[Prompt]: Every record that follows should be printed verbatim.

-----

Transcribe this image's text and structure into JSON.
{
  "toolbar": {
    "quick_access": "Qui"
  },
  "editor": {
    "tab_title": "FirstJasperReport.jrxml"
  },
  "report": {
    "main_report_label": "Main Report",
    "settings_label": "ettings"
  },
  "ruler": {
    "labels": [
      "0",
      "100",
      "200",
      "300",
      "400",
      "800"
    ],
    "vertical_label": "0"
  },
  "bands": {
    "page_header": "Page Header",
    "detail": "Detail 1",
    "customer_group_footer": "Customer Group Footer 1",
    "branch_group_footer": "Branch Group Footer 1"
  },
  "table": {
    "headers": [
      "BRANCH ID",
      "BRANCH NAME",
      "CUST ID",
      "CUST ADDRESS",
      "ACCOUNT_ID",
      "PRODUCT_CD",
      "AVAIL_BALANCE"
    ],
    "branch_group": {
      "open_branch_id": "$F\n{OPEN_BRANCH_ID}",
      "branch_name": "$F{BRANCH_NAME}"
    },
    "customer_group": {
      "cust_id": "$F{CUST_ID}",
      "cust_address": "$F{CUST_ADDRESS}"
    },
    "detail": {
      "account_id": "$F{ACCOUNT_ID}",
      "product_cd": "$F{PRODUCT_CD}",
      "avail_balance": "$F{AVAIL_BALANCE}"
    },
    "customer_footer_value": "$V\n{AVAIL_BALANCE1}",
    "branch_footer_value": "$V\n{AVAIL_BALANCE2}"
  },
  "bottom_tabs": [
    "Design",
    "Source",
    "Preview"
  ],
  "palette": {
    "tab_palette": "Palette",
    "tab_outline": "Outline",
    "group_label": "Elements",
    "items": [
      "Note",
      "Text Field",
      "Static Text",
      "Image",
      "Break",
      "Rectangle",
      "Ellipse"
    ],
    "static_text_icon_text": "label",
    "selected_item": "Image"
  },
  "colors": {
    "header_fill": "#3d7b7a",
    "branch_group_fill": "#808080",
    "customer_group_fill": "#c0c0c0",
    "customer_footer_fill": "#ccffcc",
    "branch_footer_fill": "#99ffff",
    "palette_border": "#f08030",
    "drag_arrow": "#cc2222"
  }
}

-----

[Solution to this exercise]:
Transcribe this image's text and structure into JSON.
{
  "toolbar": {
    "quick_access": "Qui"
  },
  "editor": {
    "tab_title": "FirstJasperReport.jrxml"
  },
  "report": {
    "main_report_label": "Main Report",
    "settings_label": "ettings"
  },
  "ruler": {
    "labels": [
      "0",
      "100",
      "200",
      "300",
      "400",
      "800"
    ],
    "vertical_label": "0"
  },
  "bands": {
    "page_header": "Page Header",
    "detail": "Detail 1",
    "customer_group_footer": "Customer Group Footer 1",
    "branch_group_footer": "Branch Group Footer 1"
  },
  "table": {
    "headers": [
      "BRANCH ID",
      "BRANCH NAME",
      "CUST ID",
      "CUST ADDRESS",
      "ACCOUNT_ID",
      "PRODUCT_CD",
      "AVAIL_BALANCE"
    ],
    "branch_group": {
      "open_branch_id": "$F\n{OPEN_BRANCH_ID}",
      "branch_name": "$F{BRANCH_NAME}"
    },
    "customer_group": {
      "cust_id": "$F{CUST_ID}",
      "cust_address": "$F{CUST_ADDRESS}"
    },
    "detail": {
      "account_id": "$F{ACCOUNT_ID}",
      "product_cd": "$F{PRODUCT_CD}",
      "avail_balance": "$F{AVAIL_BALANCE}"
    },
    "customer_footer_value": "$V\n{AVAIL_BALANCE1}",
    "branch_footer_value": "$V\n{AVAIL_BALANCE2}"
  },
  "bottom_tabs": [
    "Design",
    "Source",
    "Preview"
  ],
  "palette": {
    "tab_palette": "Palette",
    "tab_outline": "Outline",
    "group_label": "Elements",
    "items": [
      "Note",
      "Text Field",
      "Static Text",
      "Image",
      "Break",
      "Rectangle",
      "Ellipse"
    ],
    "static_text_icon_text": "label",
    "selected_item": "Image"
  },
  "colors": {
    "header_fill": "#3d7b7a",
    "branch_group_fill": "#808080",
    "customer_group_fill": "#c0c0c0",
    "customer_footer_fill": "#ccffcc",
    "branch_footer_fill": "#99ffff",
    "palette_border": "#f08030",
    "drag_arrow": "#cc2222"
  }
}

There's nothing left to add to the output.